>> START Input rows
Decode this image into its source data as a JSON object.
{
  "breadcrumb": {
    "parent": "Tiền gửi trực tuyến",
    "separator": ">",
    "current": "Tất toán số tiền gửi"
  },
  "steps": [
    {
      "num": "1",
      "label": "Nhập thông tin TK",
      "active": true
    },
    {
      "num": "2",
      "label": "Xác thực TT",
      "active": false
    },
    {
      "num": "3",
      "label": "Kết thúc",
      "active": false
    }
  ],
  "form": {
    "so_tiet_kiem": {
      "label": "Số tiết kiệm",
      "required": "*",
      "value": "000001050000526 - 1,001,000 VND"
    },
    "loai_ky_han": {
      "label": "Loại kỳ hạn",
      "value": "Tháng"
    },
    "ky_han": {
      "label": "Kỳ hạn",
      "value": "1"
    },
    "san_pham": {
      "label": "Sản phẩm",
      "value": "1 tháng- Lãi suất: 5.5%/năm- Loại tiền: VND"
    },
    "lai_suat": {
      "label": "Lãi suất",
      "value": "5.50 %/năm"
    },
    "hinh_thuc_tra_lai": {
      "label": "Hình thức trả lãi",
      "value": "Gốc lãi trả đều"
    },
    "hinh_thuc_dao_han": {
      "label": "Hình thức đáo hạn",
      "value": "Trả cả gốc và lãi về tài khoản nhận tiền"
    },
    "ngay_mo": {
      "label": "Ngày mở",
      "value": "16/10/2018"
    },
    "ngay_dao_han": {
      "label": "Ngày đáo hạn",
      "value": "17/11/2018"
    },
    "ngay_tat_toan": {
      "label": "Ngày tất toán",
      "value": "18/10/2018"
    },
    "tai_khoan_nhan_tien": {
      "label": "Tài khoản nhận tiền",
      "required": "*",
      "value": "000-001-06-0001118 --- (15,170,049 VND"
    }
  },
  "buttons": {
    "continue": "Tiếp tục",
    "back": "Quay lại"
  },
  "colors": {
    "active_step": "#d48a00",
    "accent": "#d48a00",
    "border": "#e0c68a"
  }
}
>> END Input rows
* [What needs to be done]: Repeat the data exactly. Leave nothing out.

* [Written response]:
Decode this image into its source data as a JSON object.
{
  "breadcrumb": {
    "parent": "Tiền gửi trực tuyến",
    "separator": ">",
    "current": "Tất toán số tiền gửi"
  },
  "steps": [
    {
      "num": "1",
      "label": "Nhập thông tin TK",
      "active": true
    },
    {
      "num": "2",
      "label": "Xác thực TT",
      "active": false
    },
    {
      "num": "3",
      "label": "Kết thúc",
      "active": false
    }
  ],
  "form": {
    "so_tiet_kiem": {
      "label": "Số tiết kiệm",
      "required": "*",
      "value": "000001050000526 - 1,001,000 VND"
    },
    "loai_ky_han": {
      "label": "Loại kỳ hạn",
      "value": "Tháng"
    },
    "ky_han": {
      "label": "Kỳ hạn",
      "value": "1"
    },
    "san_pham": {
      "label": "Sản phẩm",
      "value": "1 tháng- Lãi suất: 5.5%/năm- Loại tiền: VND"
    },
    "lai_suat": {
      "label": "Lãi suất",
      "value": "5.50 %/năm"
    },
    "hinh_thuc_tra_lai": {
      "label": "Hình thức trả lãi",
      "value": "Gốc lãi trả đều"
    },
    "hinh_thuc_dao_han": {
      "label": "Hình thức đáo hạn",
      "value": "Trả cả gốc và lãi về tài khoản nhận tiền"
    },
    "ngay_mo": {
      "label": "Ngày mở",
      "value": "16/10/2018"
    },
    "ngay_dao_han": {
      "label": "Ngày đáo hạn",
      "value": "17/11/2018"
    },
    "ngay_tat_toan": {
      "label": "Ngày tất toán",
      "value": "18/10/2018"
    },
    "tai_khoan_nhan_tien": {
      "label": "Tài khoản nhận tiền",
      "required": "*",
      "value": "000-001-06-0001118 --- (15,170,049 VND"
    }
  },
  "buttons": {
    "continue": "Tiếp tục",
    "back": "Quay lại"
  },
  "colors": {
    "active_step": "#d48a00",
    "accent": "#d48a00",
    "border": "#e0c68a"
  }
}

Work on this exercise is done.